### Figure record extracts
>> Begin

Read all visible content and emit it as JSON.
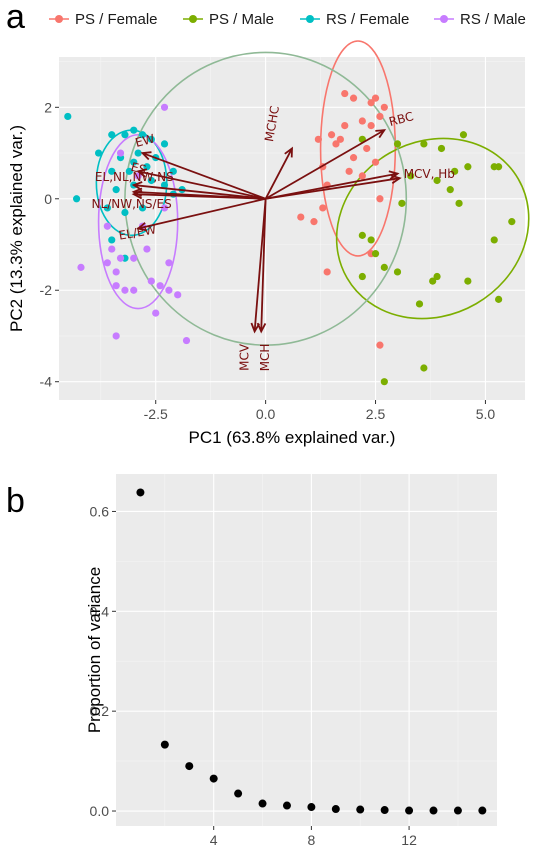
{
  "panels": {
    "a": "a",
    "b": "b"
  },
  "chart_data": [
    {
      "type": "scatter",
      "title": "",
      "xlabel": "PC1 (63.8% explained var.)",
      "ylabel": "PC2 (13.3% explained var.)",
      "xlim": [
        -4.7,
        5.9
      ],
      "ylim": [
        -4.4,
        3.1
      ],
      "xticks": [
        -2.5,
        0.0,
        2.5,
        5.0
      ],
      "xtick_labels": [
        "-2.5",
        "0.0",
        "2.5",
        "5.0"
      ],
      "yticks": [
        -4,
        -2,
        0,
        2
      ],
      "ytick_labels": [
        "-4",
        "-2",
        "0",
        "2"
      ],
      "grid": true,
      "legend_position": "top",
      "series": [
        {
          "name": "PS / Female",
          "color": "#F8766D",
          "ellipse": {
            "cx": 2.1,
            "cy": 1.1,
            "rx": 0.85,
            "ry": 2.35,
            "angle": 0
          },
          "points": [
            [
              1.2,
              1.3
            ],
            [
              1.5,
              1.4
            ],
            [
              1.6,
              1.2
            ],
            [
              1.7,
              1.3
            ],
            [
              1.8,
              1.6
            ],
            [
              2.0,
              2.2
            ],
            [
              2.2,
              1.7
            ],
            [
              2.4,
              1.6
            ],
            [
              2.3,
              1.1
            ],
            [
              2.0,
              0.9
            ],
            [
              1.9,
              0.6
            ],
            [
              2.2,
              0.5
            ],
            [
              2.5,
              0.8
            ],
            [
              2.6,
              1.8
            ],
            [
              2.4,
              2.1
            ],
            [
              1.8,
              2.3
            ],
            [
              2.7,
              2.0
            ],
            [
              1.3,
              0.7
            ],
            [
              1.4,
              0.3
            ],
            [
              1.3,
              -0.2
            ],
            [
              0.8,
              -0.4
            ],
            [
              1.1,
              -0.5
            ],
            [
              2.6,
              0.0
            ],
            [
              2.4,
              -1.2
            ],
            [
              1.4,
              -1.6
            ],
            [
              2.6,
              -3.2
            ],
            [
              2.5,
              2.2
            ]
          ]
        },
        {
          "name": "PS / Male",
          "color": "#7CAE00",
          "ellipse": {
            "cx": 3.8,
            "cy": -0.65,
            "rx": 2.25,
            "ry": 1.9,
            "angle": -30
          },
          "points": [
            [
              2.2,
              1.3
            ],
            [
              3.0,
              1.2
            ],
            [
              3.3,
              0.5
            ],
            [
              3.6,
              1.2
            ],
            [
              4.0,
              1.1
            ],
            [
              4.5,
              1.4
            ],
            [
              4.6,
              0.7
            ],
            [
              4.3,
              0.6
            ],
            [
              3.9,
              0.4
            ],
            [
              4.2,
              0.2
            ],
            [
              4.4,
              -0.1
            ],
            [
              5.2,
              0.7
            ],
            [
              5.3,
              0.7
            ],
            [
              5.6,
              -0.5
            ],
            [
              5.2,
              -0.9
            ],
            [
              4.6,
              -1.8
            ],
            [
              3.9,
              -1.7
            ],
            [
              3.8,
              -1.8
            ],
            [
              3.5,
              -2.3
            ],
            [
              2.7,
              -1.5
            ],
            [
              3.0,
              -1.6
            ],
            [
              2.2,
              -1.7
            ],
            [
              2.5,
              -1.2
            ],
            [
              2.2,
              -0.8
            ],
            [
              3.6,
              -3.7
            ],
            [
              2.7,
              -4.0
            ],
            [
              3.1,
              -0.1
            ],
            [
              2.4,
              -0.9
            ],
            [
              5.3,
              -2.2
            ]
          ]
        },
        {
          "name": "RS / Female",
          "color": "#00BFC4",
          "ellipse": {
            "cx": -3.05,
            "cy": 0.35,
            "rx": 0.8,
            "ry": 1.15,
            "angle": 0
          },
          "points": [
            [
              -4.5,
              1.8
            ],
            [
              -3.5,
              1.4
            ],
            [
              -3.2,
              1.4
            ],
            [
              -3.0,
              1.5
            ],
            [
              -2.8,
              1.4
            ],
            [
              -2.6,
              1.3
            ],
            [
              -2.3,
              1.2
            ],
            [
              -3.8,
              1.0
            ],
            [
              -3.3,
              0.9
            ],
            [
              -2.9,
              1.0
            ],
            [
              -2.5,
              0.9
            ],
            [
              -2.7,
              0.7
            ],
            [
              -3.1,
              0.6
            ],
            [
              -3.5,
              0.6
            ],
            [
              -3.4,
              0.2
            ],
            [
              -3.0,
              0.3
            ],
            [
              -2.6,
              0.4
            ],
            [
              -2.3,
              0.3
            ],
            [
              -2.1,
              0.1
            ],
            [
              -1.9,
              0.2
            ],
            [
              -2.1,
              0.6
            ],
            [
              -3.6,
              -0.2
            ],
            [
              -3.2,
              -0.3
            ],
            [
              -2.8,
              -0.2
            ],
            [
              -3.5,
              -0.9
            ],
            [
              -3.2,
              -1.3
            ],
            [
              -4.3,
              0.0
            ],
            [
              -3.0,
              0.8
            ]
          ]
        },
        {
          "name": "RS / Male",
          "color": "#C77CFF",
          "ellipse": {
            "cx": -2.9,
            "cy": -0.5,
            "rx": 0.9,
            "ry": 1.9,
            "angle": 0
          },
          "points": [
            [
              -2.3,
              2.0
            ],
            [
              -3.3,
              1.0
            ],
            [
              -2.9,
              0.5
            ],
            [
              -3.6,
              -0.6
            ],
            [
              -2.8,
              -0.6
            ],
            [
              -3.5,
              -1.1
            ],
            [
              -3.3,
              -1.3
            ],
            [
              -3.0,
              -1.3
            ],
            [
              -2.7,
              -1.1
            ],
            [
              -3.6,
              -1.4
            ],
            [
              -3.4,
              -1.6
            ],
            [
              -3.4,
              -1.9
            ],
            [
              -3.2,
              -2.0
            ],
            [
              -3.0,
              -2.0
            ],
            [
              -2.6,
              -1.8
            ],
            [
              -2.4,
              -1.9
            ],
            [
              -2.2,
              -2.0
            ],
            [
              -2.0,
              -2.1
            ],
            [
              -4.2,
              -1.5
            ],
            [
              -2.5,
              -2.5
            ],
            [
              -3.4,
              -3.0
            ],
            [
              -1.8,
              -3.1
            ],
            [
              -2.3,
              -0.2
            ],
            [
              -2.2,
              -1.4
            ]
          ]
        }
      ],
      "correlation_circle": {
        "cx": 0.0,
        "cy": 0.0,
        "r": 3.2,
        "color": "#8FB996"
      },
      "variables": [
        {
          "label": "RBC",
          "x": 2.7,
          "y": 1.5
        },
        {
          "label": "MCV, Hb",
          "x": 3.05,
          "y": 0.45
        },
        {
          "label": "",
          "x": 3.0,
          "y": 0.55
        },
        {
          "label": "MCHC",
          "x": 0.6,
          "y": 1.1
        },
        {
          "label": "MCV",
          "x": -0.25,
          "y": -2.9
        },
        {
          "label": "MCH",
          "x": -0.1,
          "y": -2.9
        },
        {
          "label": "EW",
          "x": -2.8,
          "y": 1.0
        },
        {
          "label": "ES",
          "x": -2.9,
          "y": 0.6
        },
        {
          "label": "EL,NL,NW,NS",
          "x": -3.0,
          "y": 0.3
        },
        {
          "label": "",
          "x": -3.0,
          "y": 0.15
        },
        {
          "label": "NL/NW,NS/ES",
          "x": -3.0,
          "y": 0.1
        },
        {
          "label": "EL/EW",
          "x": -2.9,
          "y": -0.65
        }
      ]
    },
    {
      "type": "scatter",
      "title": "",
      "xlabel": "",
      "ylabel": "Proportion of variance",
      "xlim": [
        0.0,
        15.6
      ],
      "ylim": [
        -0.03,
        0.675
      ],
      "xticks": [
        4,
        8,
        12
      ],
      "xtick_labels": [
        "4",
        "8",
        "12"
      ],
      "yticks": [
        0.0,
        0.2,
        0.4,
        0.6
      ],
      "ytick_labels": [
        "0.0",
        "0.2",
        "0.4",
        "0.6"
      ],
      "grid": true,
      "x": [
        1,
        2,
        3,
        4,
        5,
        6,
        7,
        8,
        9,
        10,
        11,
        12,
        13,
        14,
        15
      ],
      "values": [
        0.638,
        0.133,
        0.09,
        0.065,
        0.035,
        0.015,
        0.011,
        0.008,
        0.004,
        0.003,
        0.002,
        0.001,
        0.001,
        0.001,
        0.001
      ],
      "color": "#000000"
    }
  ]
}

>> End

### REQUIRED TASK
Tell how many lines of the records above hold the string "name". Give no other text.

### ANSWER FOR THE TASK
4